━━━━━ GIVEN RECORDS
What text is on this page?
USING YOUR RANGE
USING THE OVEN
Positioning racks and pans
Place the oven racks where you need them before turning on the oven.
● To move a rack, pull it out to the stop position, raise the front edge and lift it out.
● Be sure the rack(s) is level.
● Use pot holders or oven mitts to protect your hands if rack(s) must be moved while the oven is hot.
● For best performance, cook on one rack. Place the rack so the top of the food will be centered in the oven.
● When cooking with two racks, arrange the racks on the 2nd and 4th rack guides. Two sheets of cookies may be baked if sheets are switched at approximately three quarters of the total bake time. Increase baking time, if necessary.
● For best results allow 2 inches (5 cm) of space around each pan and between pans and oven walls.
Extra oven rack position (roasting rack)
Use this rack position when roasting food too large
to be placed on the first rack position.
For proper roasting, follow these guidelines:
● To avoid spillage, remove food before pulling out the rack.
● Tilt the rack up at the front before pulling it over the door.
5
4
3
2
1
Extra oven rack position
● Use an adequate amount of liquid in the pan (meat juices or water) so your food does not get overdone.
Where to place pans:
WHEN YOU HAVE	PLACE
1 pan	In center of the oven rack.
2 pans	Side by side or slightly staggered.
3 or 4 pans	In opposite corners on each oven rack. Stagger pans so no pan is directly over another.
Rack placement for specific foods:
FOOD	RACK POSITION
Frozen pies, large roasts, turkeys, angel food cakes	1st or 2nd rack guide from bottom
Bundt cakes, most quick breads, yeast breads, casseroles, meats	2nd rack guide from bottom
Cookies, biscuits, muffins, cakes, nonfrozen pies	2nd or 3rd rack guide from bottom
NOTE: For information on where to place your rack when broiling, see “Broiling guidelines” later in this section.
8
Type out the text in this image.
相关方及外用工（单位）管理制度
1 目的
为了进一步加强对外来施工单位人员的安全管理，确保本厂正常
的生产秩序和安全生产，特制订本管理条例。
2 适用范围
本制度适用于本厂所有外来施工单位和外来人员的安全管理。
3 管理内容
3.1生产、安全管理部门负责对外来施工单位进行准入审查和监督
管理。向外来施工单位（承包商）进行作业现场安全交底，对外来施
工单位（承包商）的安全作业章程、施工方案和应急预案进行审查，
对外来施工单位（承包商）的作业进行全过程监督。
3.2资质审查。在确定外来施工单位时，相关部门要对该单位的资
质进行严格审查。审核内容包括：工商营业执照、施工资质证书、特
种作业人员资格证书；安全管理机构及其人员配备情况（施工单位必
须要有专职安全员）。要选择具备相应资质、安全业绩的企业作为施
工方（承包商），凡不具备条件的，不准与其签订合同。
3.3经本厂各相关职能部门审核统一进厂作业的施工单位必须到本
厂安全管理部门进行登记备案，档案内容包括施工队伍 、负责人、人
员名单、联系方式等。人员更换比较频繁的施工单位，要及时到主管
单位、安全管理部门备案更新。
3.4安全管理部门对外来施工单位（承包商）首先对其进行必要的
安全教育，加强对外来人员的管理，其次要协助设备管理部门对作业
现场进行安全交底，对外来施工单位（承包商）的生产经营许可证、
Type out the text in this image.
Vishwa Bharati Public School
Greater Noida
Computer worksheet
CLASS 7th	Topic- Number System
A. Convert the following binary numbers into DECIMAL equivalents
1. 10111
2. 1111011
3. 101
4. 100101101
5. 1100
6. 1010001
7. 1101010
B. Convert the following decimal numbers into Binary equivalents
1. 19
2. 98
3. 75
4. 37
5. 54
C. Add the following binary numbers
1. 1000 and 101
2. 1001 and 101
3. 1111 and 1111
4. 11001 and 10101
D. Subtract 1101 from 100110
━━━━━━━━━━
• **GIVEN TASK**: From the records above, work out how many lines contain the string "roasting". Give only the number.

• **WORKED ANSWER**: 3